With the pictures left out, copy the listing below exactly.

--- Data lines ---

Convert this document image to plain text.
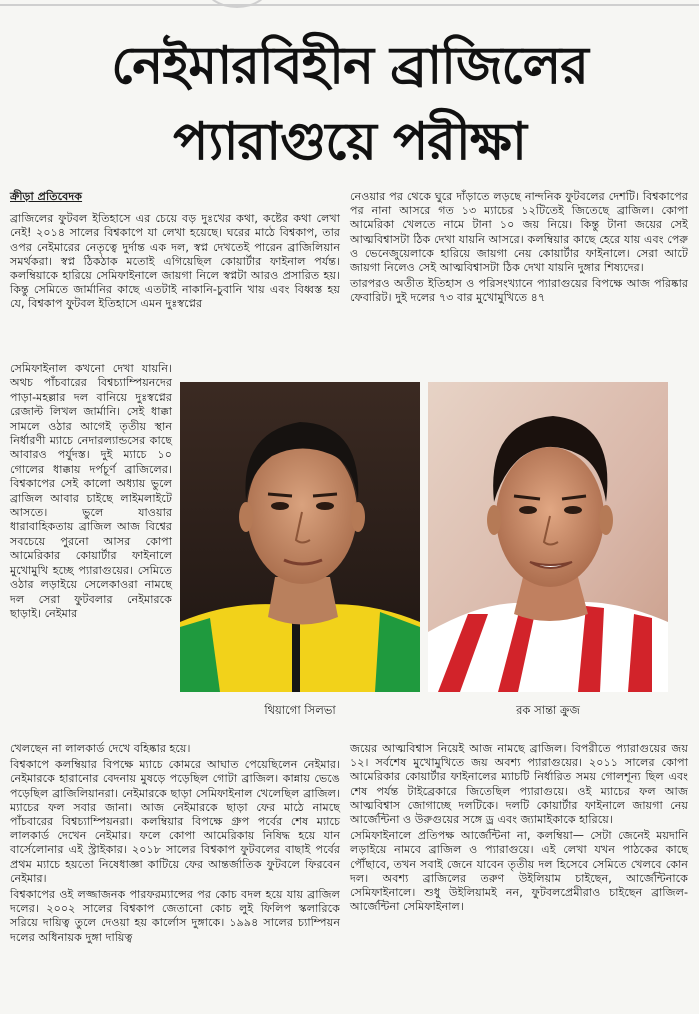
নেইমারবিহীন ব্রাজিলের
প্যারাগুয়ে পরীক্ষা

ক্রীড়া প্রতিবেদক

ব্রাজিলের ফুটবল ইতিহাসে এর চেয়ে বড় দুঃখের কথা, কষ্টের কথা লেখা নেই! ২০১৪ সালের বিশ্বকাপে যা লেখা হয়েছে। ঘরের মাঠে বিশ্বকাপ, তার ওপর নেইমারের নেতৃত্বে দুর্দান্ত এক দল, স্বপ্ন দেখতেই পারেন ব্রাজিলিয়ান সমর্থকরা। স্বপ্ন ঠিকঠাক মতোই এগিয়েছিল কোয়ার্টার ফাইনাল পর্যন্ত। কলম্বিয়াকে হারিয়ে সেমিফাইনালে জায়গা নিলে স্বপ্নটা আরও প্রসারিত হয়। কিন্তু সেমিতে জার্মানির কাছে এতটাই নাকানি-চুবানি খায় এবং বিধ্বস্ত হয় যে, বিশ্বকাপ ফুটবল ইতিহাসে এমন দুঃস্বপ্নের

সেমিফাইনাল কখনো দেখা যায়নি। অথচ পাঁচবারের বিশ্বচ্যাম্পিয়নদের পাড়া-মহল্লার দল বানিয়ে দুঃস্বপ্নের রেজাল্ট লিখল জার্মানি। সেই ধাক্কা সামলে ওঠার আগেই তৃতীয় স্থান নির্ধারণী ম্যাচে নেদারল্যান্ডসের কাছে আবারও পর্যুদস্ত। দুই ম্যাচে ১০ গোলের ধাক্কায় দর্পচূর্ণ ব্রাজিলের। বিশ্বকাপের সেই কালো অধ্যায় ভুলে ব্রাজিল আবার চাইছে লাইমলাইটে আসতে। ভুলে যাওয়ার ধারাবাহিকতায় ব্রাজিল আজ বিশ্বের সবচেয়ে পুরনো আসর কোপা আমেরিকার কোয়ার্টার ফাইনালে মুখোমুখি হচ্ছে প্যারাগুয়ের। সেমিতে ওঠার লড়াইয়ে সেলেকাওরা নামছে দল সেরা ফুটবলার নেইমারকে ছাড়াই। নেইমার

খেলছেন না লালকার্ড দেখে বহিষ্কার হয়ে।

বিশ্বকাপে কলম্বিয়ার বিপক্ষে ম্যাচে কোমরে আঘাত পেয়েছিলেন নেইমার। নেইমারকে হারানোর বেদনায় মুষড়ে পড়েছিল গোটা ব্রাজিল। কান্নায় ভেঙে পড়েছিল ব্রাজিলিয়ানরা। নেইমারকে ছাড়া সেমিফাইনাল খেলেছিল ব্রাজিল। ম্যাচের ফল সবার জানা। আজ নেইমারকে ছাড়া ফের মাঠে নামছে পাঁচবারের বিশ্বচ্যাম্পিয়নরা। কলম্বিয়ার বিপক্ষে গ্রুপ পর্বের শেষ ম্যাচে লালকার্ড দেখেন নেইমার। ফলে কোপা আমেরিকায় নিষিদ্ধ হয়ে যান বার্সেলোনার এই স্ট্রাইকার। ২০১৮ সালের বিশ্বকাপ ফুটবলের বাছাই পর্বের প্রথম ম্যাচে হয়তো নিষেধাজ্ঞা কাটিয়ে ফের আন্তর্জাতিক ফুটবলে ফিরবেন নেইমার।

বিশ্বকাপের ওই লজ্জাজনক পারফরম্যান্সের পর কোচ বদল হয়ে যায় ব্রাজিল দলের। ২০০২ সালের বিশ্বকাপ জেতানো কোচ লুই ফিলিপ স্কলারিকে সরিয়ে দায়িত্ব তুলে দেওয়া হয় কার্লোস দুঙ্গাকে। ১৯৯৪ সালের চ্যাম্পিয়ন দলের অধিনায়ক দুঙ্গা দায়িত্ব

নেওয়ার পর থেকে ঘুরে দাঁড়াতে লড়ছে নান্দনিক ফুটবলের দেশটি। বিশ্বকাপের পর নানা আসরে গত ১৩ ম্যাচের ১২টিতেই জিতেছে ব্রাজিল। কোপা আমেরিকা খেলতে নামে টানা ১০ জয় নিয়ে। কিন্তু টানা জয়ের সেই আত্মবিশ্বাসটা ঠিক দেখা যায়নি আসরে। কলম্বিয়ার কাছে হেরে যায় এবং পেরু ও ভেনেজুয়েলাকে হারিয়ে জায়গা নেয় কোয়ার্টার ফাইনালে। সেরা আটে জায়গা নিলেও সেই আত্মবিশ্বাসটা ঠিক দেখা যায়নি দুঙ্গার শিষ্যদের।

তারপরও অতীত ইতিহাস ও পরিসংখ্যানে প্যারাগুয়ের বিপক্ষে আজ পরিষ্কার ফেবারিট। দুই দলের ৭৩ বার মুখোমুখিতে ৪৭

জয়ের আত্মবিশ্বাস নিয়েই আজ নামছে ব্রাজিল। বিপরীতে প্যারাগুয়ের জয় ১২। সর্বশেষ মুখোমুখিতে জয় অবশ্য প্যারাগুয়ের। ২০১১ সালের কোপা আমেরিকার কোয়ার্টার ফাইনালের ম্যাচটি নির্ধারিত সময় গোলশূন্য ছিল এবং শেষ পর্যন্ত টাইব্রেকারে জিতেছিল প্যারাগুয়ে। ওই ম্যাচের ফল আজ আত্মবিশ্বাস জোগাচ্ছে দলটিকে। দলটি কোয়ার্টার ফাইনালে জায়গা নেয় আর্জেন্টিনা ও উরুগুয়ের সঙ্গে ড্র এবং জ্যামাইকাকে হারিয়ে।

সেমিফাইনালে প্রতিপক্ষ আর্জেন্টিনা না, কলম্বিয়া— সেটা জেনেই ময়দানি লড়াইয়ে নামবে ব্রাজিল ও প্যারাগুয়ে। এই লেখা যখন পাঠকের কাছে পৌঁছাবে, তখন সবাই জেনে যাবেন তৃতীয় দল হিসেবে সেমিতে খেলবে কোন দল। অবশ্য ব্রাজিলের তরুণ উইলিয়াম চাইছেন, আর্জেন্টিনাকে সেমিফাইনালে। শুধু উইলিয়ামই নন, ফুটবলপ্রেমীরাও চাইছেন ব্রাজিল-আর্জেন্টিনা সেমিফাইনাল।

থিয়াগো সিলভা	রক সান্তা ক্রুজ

---

▶ _Answer for the task_:
Convert this document image to plain text.
নেইমারবিহীন ব্রাজিলের
প্যারাগুয়ে পরীক্ষা

ক্রীড়া প্রতিবেদক

ব্রাজিলের ফুটবল ইতিহাসে এর চেয়ে বড় দুঃখের কথা, কষ্টের কথা লেখা নেই! ২০১৪ সালের বিশ্বকাপে যা লেখা হয়েছে। ঘরের মাঠে বিশ্বকাপ, তার ওপর নেইমারের নেতৃত্বে দুর্দান্ত এক দল, স্বপ্ন দেখতেই পারেন ব্রাজিলিয়ান সমর্থকরা। স্বপ্ন ঠিকঠাক মতোই এগিয়েছিল কোয়ার্টার ফাইনাল পর্যন্ত। কলম্বিয়াকে হারিয়ে সেমিফাইনালে জায়গা নিলে স্বপ্নটা আরও প্রসারিত হয়। কিন্তু সেমিতে জার্মানির কাছে এতটাই নাকানি-চুবানি খায় এবং বিধ্বস্ত হয় যে, বিশ্বকাপ ফুটবল ইতিহাসে এমন দুঃস্বপ্নের

সেমিফাইনাল কখনো দেখা যায়নি। অথচ পাঁচবারের বিশ্বচ্যাম্পিয়নদের পাড়া-মহল্লার দল বানিয়ে দুঃস্বপ্নের রেজাল্ট লিখল জার্মানি। সেই ধাক্কা সামলে ওঠার আগেই তৃতীয় স্থান নির্ধারণী ম্যাচে নেদারল্যান্ডসের কাছে আবারও পর্যুদস্ত। দুই ম্যাচে ১০ গোলের ধাক্কায় দর্পচূর্ণ ব্রাজিলের। বিশ্বকাপের সেই কালো অধ্যায় ভুলে ব্রাজিল আবার চাইছে লাইমলাইটে আসতে। ভুলে যাওয়ার ধারাবাহিকতায় ব্রাজিল আজ বিশ্বের সবচেয়ে পুরনো আসর কোপা আমেরিকার কোয়ার্টার ফাইনালে মুখোমুখি হচ্ছে প্যারাগুয়ের। সেমিতে ওঠার লড়াইয়ে সেলেকাওরা নামছে দল সেরা ফুটবলার নেইমারকে ছাড়াই। নেইমার

খেলছেন না লালকার্ড দেখে বহিষ্কার হয়ে।

বিশ্বকাপে কলম্বিয়ার বিপক্ষে ম্যাচে কোমরে আঘাত পেয়েছিলেন নেইমার। নেইমারকে হারানোর বেদনায় মুষড়ে পড়েছিল গোটা ব্রাজিল। কান্নায় ভেঙে পড়েছিল ব্রাজিলিয়ানরা। নেইমারকে ছাড়া সেমিফাইনাল খেলেছিল ব্রাজিল। ম্যাচের ফল সবার জানা। আজ নেইমারকে ছাড়া ফের মাঠে নামছে পাঁচবারের বিশ্বচ্যাম্পিয়নরা। কলম্বিয়ার বিপক্ষে গ্রুপ পর্বের শেষ ম্যাচে লালকার্ড দেখেন নেইমার। ফলে কোপা আমেরিকায় নিষিদ্ধ হয়ে যান বার্সেলোনার এই স্ট্রাইকার। ২০১৮ সালের বিশ্বকাপ ফুটবলের বাছাই পর্বের প্রথম ম্যাচে হয়তো নিষেধাজ্ঞা কাটিয়ে ফের আন্তর্জাতিক ফুটবলে ফিরবেন নেইমার।

বিশ্বকাপের ওই লজ্জাজনক পারফরম্যান্সের পর কোচ বদল হয়ে যায় ব্রাজিল দলের। ২০০২ সালের বিশ্বকাপ জেতানো কোচ লুই ফিলিপ স্কলারিকে সরিয়ে দায়িত্ব তুলে দেওয়া হয় কার্লোস দুঙ্গাকে। ১৯৯৪ সালের চ্যাম্পিয়ন দলের অধিনায়ক দুঙ্গা দায়িত্ব

নেওয়ার পর থেকে ঘুরে দাঁড়াতে লড়ছে নান্দনিক ফুটবলের দেশটি। বিশ্বকাপের পর নানা আসরে গত ১৩ ম্যাচের ১২টিতেই জিতেছে ব্রাজিল। কোপা আমেরিকা খেলতে নামে টানা ১০ জয় নিয়ে। কিন্তু টানা জয়ের সেই আত্মবিশ্বাসটা ঠিক দেখা যায়নি আসরে। কলম্বিয়ার কাছে হেরে যায় এবং পেরু ও ভেনেজুয়েলাকে হারিয়ে জায়গা নেয় কোয়ার্টার ফাইনালে। সেরা আটে জায়গা নিলেও সেই আত্মবিশ্বাসটা ঠিক দেখা যায়নি দুঙ্গার শিষ্যদের।

তারপরও অতীত ইতিহাস ও পরিসংখ্যানে প্যারাগুয়ের বিপক্ষে আজ পরিষ্কার ফেবারিট। দুই দলের ৭৩ বার মুখোমুখিতে ৪৭

জয়ের আত্মবিশ্বাস নিয়েই আজ নামছে ব্রাজিল। বিপরীতে প্যারাগুয়ের জয় ১২। সর্বশেষ মুখোমুখিতে জয় অবশ্য প্যারাগুয়ের। ২০১১ সালের কোপা আমেরিকার কোয়ার্টার ফাইনালের ম্যাচটি নির্ধারিত সময় গোলশূন্য ছিল এবং শেষ পর্যন্ত টাইব্রেকারে জিতেছিল প্যারাগুয়ে। ওই ম্যাচের ফল আজ আত্মবিশ্বাস জোগাচ্ছে দলটিকে। দলটি কোয়ার্টার ফাইনালে জায়গা নেয় আর্জেন্টিনা ও উরুগুয়ের সঙ্গে ড্র এবং জ্যামাইকাকে হারিয়ে।

সেমিফাইনালে প্রতিপক্ষ আর্জেন্টিনা না, কলম্বিয়া— সেটা জেনেই ময়দানি লড়াইয়ে নামবে ব্রাজিল ও প্যারাগুয়ে। এই লেখা যখন পাঠকের কাছে পৌঁছাবে, তখন সবাই জেনে যাবেন তৃতীয় দল হিসেবে সেমিতে খেলবে কোন দল। অবশ্য ব্রাজিলের তরুণ উইলিয়াম চাইছেন, আর্জেন্টিনাকে সেমিফাইনালে। শুধু উইলিয়ামই নন, ফুটবলপ্রেমীরাও চাইছেন ব্রাজিল-আর্জেন্টিনা সেমিফাইনাল।

থিয়াগো সিলভা	রক সান্তা ক্রুজ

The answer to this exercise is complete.